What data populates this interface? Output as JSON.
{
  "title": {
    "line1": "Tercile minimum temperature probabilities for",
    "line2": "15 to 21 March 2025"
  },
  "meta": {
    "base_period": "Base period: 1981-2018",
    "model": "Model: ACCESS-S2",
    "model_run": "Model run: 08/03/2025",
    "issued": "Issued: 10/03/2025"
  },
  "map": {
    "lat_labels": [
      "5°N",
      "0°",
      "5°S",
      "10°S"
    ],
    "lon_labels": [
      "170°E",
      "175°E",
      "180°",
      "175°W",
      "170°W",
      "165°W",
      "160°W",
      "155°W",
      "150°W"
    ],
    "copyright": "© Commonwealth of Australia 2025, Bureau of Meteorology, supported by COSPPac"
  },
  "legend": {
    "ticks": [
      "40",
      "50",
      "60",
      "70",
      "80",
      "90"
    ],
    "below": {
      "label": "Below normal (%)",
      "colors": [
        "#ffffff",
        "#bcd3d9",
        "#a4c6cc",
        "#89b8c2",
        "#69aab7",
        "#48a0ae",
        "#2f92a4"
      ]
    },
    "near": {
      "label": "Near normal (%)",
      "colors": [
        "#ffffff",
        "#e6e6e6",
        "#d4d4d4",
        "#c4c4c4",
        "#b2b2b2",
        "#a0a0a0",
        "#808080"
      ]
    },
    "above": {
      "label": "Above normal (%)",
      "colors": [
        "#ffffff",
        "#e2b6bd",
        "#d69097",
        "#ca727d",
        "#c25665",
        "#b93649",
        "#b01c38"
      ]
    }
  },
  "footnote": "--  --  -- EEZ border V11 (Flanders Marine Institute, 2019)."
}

■ **GIVEN INSTRUCTION**
Using the records above, list each line that includes "normal".

■ **PROBLEM SOLUTION**
      "label": "Below normal (%)",
      "label": "Near normal (%)",
      "label": "Above normal (%)",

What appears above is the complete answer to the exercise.